## Start STORED DATA
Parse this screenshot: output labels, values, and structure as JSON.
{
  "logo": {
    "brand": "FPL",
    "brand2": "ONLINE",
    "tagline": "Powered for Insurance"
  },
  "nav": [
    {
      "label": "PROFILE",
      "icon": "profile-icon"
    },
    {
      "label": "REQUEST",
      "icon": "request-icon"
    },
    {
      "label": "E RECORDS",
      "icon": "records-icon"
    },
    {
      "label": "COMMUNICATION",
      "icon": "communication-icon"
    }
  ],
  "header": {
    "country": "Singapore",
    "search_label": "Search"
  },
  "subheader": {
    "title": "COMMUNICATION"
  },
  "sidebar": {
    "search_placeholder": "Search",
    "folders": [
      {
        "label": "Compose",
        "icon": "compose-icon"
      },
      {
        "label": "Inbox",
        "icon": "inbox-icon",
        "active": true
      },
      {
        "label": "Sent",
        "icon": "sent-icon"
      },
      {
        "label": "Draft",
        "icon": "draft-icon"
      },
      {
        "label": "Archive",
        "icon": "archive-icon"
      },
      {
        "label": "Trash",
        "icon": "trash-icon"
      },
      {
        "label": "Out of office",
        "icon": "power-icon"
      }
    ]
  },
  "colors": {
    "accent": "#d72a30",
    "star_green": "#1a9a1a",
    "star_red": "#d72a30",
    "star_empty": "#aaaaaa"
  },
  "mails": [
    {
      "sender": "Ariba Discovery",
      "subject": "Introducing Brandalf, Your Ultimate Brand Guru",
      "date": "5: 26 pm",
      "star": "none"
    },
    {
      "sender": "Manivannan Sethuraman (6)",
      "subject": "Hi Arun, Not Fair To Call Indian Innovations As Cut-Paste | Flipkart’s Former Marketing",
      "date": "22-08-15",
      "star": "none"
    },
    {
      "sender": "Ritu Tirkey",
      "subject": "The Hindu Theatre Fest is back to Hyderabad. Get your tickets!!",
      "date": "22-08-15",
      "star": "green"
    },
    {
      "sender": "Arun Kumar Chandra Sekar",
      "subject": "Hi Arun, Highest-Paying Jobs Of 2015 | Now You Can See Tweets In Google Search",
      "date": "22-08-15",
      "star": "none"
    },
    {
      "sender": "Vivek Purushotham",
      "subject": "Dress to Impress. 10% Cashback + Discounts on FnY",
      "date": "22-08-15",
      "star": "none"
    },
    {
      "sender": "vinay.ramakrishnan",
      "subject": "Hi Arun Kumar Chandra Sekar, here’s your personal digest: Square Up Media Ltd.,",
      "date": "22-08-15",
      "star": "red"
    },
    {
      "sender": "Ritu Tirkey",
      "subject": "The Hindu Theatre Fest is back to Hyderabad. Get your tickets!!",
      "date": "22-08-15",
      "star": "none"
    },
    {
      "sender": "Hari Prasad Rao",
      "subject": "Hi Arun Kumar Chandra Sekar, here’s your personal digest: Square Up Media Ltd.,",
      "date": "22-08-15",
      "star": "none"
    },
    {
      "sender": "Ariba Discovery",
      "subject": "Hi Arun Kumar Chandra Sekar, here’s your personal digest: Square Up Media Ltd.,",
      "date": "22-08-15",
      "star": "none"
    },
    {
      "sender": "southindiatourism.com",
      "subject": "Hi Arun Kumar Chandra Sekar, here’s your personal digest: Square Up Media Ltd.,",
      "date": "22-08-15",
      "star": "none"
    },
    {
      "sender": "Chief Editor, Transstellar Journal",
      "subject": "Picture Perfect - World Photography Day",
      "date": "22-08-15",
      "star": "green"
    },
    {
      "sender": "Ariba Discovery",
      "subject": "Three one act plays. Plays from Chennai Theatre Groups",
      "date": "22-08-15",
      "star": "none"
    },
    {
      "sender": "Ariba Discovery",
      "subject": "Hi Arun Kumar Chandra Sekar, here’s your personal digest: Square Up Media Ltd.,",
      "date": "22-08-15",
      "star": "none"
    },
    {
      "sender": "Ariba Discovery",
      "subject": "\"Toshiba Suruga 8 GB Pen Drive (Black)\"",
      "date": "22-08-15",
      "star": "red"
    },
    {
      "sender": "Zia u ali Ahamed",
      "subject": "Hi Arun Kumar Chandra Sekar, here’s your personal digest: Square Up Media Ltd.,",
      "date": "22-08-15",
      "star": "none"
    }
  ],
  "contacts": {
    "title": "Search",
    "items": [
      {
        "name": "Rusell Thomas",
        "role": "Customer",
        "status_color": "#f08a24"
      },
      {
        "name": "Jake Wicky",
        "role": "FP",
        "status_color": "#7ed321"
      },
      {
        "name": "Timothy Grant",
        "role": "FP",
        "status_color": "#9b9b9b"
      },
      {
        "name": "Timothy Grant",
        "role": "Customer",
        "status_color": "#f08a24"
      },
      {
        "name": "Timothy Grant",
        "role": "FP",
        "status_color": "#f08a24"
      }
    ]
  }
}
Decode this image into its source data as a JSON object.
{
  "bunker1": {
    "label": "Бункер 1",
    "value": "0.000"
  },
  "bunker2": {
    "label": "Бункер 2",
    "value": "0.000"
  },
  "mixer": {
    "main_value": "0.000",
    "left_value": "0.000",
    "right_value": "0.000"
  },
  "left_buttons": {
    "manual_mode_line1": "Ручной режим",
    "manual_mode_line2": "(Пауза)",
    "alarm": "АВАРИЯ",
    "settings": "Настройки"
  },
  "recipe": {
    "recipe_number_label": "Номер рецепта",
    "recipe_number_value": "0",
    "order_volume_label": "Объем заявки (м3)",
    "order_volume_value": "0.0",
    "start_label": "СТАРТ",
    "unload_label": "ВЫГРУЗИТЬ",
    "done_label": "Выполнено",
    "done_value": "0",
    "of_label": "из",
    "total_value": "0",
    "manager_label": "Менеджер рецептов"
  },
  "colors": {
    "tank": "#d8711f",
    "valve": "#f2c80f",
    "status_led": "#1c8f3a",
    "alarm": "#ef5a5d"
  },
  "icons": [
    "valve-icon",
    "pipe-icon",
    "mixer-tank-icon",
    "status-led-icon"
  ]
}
## End STORED DATA
## WORK REQUIRED:
Please set down each line of the records exactly as given.

## EXERCISE RESULT:
Parse this screenshot: output labels, values, and structure as JSON.
{
  "logo": {
    "brand": "FPL",
    "brand2": "ONLINE",
    "tagline": "Powered for Insurance"
  },
  "nav": [
    {
      "label": "PROFILE",
      "icon": "profile-icon"
    },
    {
      "label": "REQUEST",
      "icon": "request-icon"
    },
    {
      "label": "E RECORDS",
      "icon": "records-icon"
    },
    {
      "label": "COMMUNICATION",
      "icon": "communication-icon"
    }
  ],
  "header": {
    "country": "Singapore",
    "search_label": "Search"
  },
  "subheader": {
    "title": "COMMUNICATION"
  },
  "sidebar": {
    "search_placeholder": "Search",
    "folders": [
      {
        "label": "Compose",
        "icon": "compose-icon"
      },
      {
        "label": "Inbox",
        "icon": "inbox-icon",
        "active": true
      },
      {
        "label": "Sent",
        "icon": "sent-icon"
      },
      {
        "label": "Draft",
        "icon": "draft-icon"
      },
      {
        "label": "Archive",
        "icon": "archive-icon"
      },
      {
        "label": "Trash",
        "icon": "trash-icon"
      },
      {
        "label": "Out of office",
        "icon": "power-icon"
      }
    ]
  },
  "colors": {
    "accent": "#d72a30",
    "star_green": "#1a9a1a",
    "star_red": "#d72a30",
    "star_empty": "#aaaaaa"
  },
  "mails": [
    {
      "sender": "Ariba Discovery",
      "subject": "Introducing Brandalf, Your Ultimate Brand Guru",
      "date": "5: 26 pm",
      "star": "none"
    },
    {
      "sender": "Manivannan Sethuraman (6)",
      "subject": "Hi Arun, Not Fair To Call Indian Innovations As Cut-Paste | Flipkart’s Former Marketing",
      "date": "22-08-15",
      "star": "none"
    },
    {
      "sender": "Ritu Tirkey",
      "subject": "The Hindu Theatre Fest is back to Hyderabad. Get your tickets!!",
      "date": "22-08-15",
      "star": "green"
    },
    {
      "sender": "Arun Kumar Chandra Sekar",
      "subject": "Hi Arun, Highest-Paying Jobs Of 2015 | Now You Can See Tweets In Google Search",
      "date": "22-08-15",
      "star": "none"
    },
    {
      "sender": "Vivek Purushotham",
      "subject": "Dress to Impress. 10% Cashback + Discounts on FnY",
      "date": "22-08-15",
      "star": "none"
    },
    {
      "sender": "vinay.ramakrishnan",
      "subject": "Hi Arun Kumar Chandra Sekar, here’s your personal digest: Square Up Media Ltd.,",
      "date": "22-08-15",
      "star": "red"
    },
    {
      "sender": "Ritu Tirkey",
      "subject": "The Hindu Theatre Fest is back to Hyderabad. Get your tickets!!",
      "date": "22-08-15",
      "star": "none"
    },
    {
      "sender": "Hari Prasad Rao",
      "subject": "Hi Arun Kumar Chandra Sekar, here’s your personal digest: Square Up Media Ltd.,",
      "date": "22-08-15",
      "star": "none"
    },
    {
      "sender": "Ariba Discovery",
      "subject": "Hi Arun Kumar Chandra Sekar, here’s your personal digest: Square Up Media Ltd.,",
      "date": "22-08-15",
      "star": "none"
    },
    {
      "sender": "southindiatourism.com",
      "subject": "Hi Arun Kumar Chandra Sekar, here’s your personal digest: Square Up Media Ltd.,",
      "date": "22-08-15",
      "star": "none"
    },
    {
      "sender": "Chief Editor, Transstellar Journal",
      "subject": "Picture Perfect - World Photography Day",
      "date": "22-08-15",
      "star": "green"
    },
    {
      "sender": "Ariba Discovery",
      "subject": "Three one act plays. Plays from Chennai Theatre Groups",
      "date": "22-08-15",
      "star": "none"
    },
    {
      "sender": "Ariba Discovery",
      "subject": "Hi Arun Kumar Chandra Sekar, here’s your personal digest: Square Up Media Ltd.,",
      "date": "22-08-15",
      "star": "none"
    },
    {
      "sender": "Ariba Discovery",
      "subject": "\"Toshiba Suruga 8 GB Pen Drive (Black)\"",
      "date": "22-08-15",
      "star": "red"
    },
    {
      "sender": "Zia u ali Ahamed",
      "subject": "Hi Arun Kumar Chandra Sekar, here’s your personal digest: Square Up Media Ltd.,",
      "date": "22-08-15",
      "star": "none"
    }
  ],
  "contacts": {
    "title": "Search",
    "items": [
      {
        "name": "Rusell Thomas",
        "role": "Customer",
        "status_color": "#f08a24"
      },
      {
        "name": "Jake Wicky",
        "role": "FP",
        "status_color": "#7ed321"
      },
      {
        "name": "Timothy Grant",
        "role": "FP",
        "status_color": "#9b9b9b"
      },
      {
        "name": "Timothy Grant",
        "role": "Customer",
        "status_color": "#f08a24"
      },
      {
        "name": "Timothy Grant",
        "role": "FP",
        "status_color": "#f08a24"
      }
    ]
  }
}
Decode this image into its source data as a JSON object.
{
  "bunker1": {
    "label": "Бункер 1",
    "value": "0.000"
  },
  "bunker2": {
    "label": "Бункер 2",
    "value": "0.000"
  },
  "mixer": {
    "main_value": "0.000",
    "left_value": "0.000",
    "right_value": "0.000"
  },
  "left_buttons": {
    "manual_mode_line1": "Ручной режим",
    "manual_mode_line2": "(Пауза)",
    "alarm": "АВАРИЯ",
    "settings": "Настройки"
  },
  "recipe": {
    "recipe_number_label": "Номер рецепта",
    "recipe_number_value": "0",
    "order_volume_label": "Объем заявки (м3)",
    "order_volume_value": "0.0",
    "start_label": "СТАРТ",
    "unload_label": "ВЫГРУЗИТЬ",
    "done_label": "Выполнено",
    "done_value": "0",
    "of_label": "из",
    "total_value": "0",
    "manager_label": "Менеджер рецептов"
  },
  "colors": {
    "tank": "#d8711f",
    "valve": "#f2c80f",
    "status_led": "#1c8f3a",
    "alarm": "#ef5a5d"
  },
  "icons": [
    "valve-icon",
    "pipe-icon",
    "mixer-tank-icon",
    "status-led-icon"
  ]
}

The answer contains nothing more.